## What you have to do
Go through the listing and set it down exactly, leaving out its pictures.
+++ Material for this exercise +++
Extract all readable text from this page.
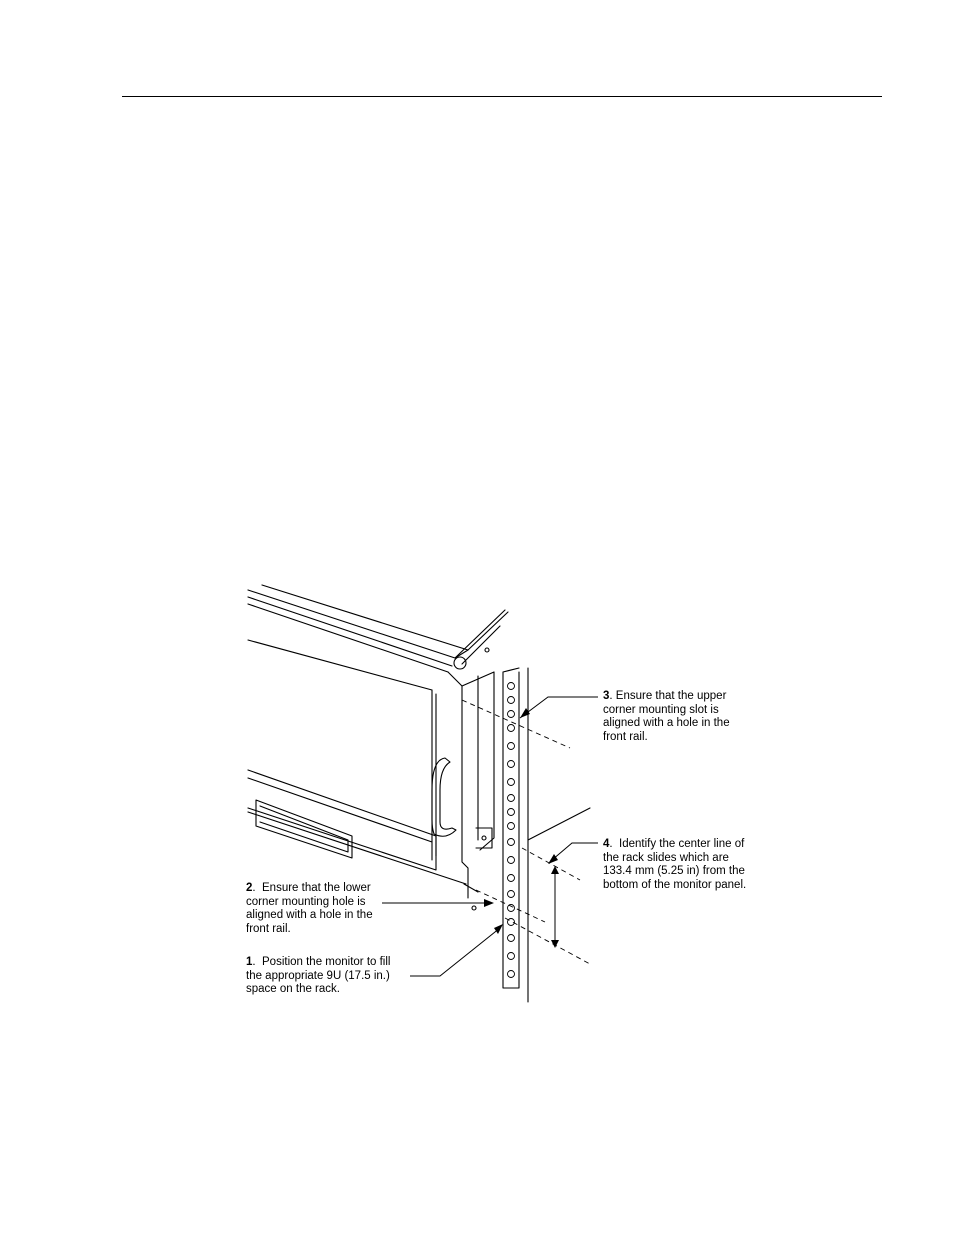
3. Ensure that the upper
corner mounting slot is
aligned with a hole in the
front rail.
4.  Identify the center line of
the rack slides which are
133.4 mm (5.25 in) from the
bottom of the monitor panel.
2.  Ensure that the lower
corner mounting hole is
aligned with a hole in the
front rail.
1.  Position the monitor to fill
the appropriate 9U (17.5 in.)
space on the rack.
+++
## Expected output
Extract all readable text from this page.
3. Ensure that the upper
corner mounting slot is
aligned with a hole in the
front rail.
4.  Identify the center line of
the rack slides which are
133.4 mm (5.25 in) from the
bottom of the monitor panel.
2.  Ensure that the lower
corner mounting hole is
aligned with a hole in the
front rail.
1.  Position the monitor to fill
the appropriate 9U (17.5 in.)
space on the rack.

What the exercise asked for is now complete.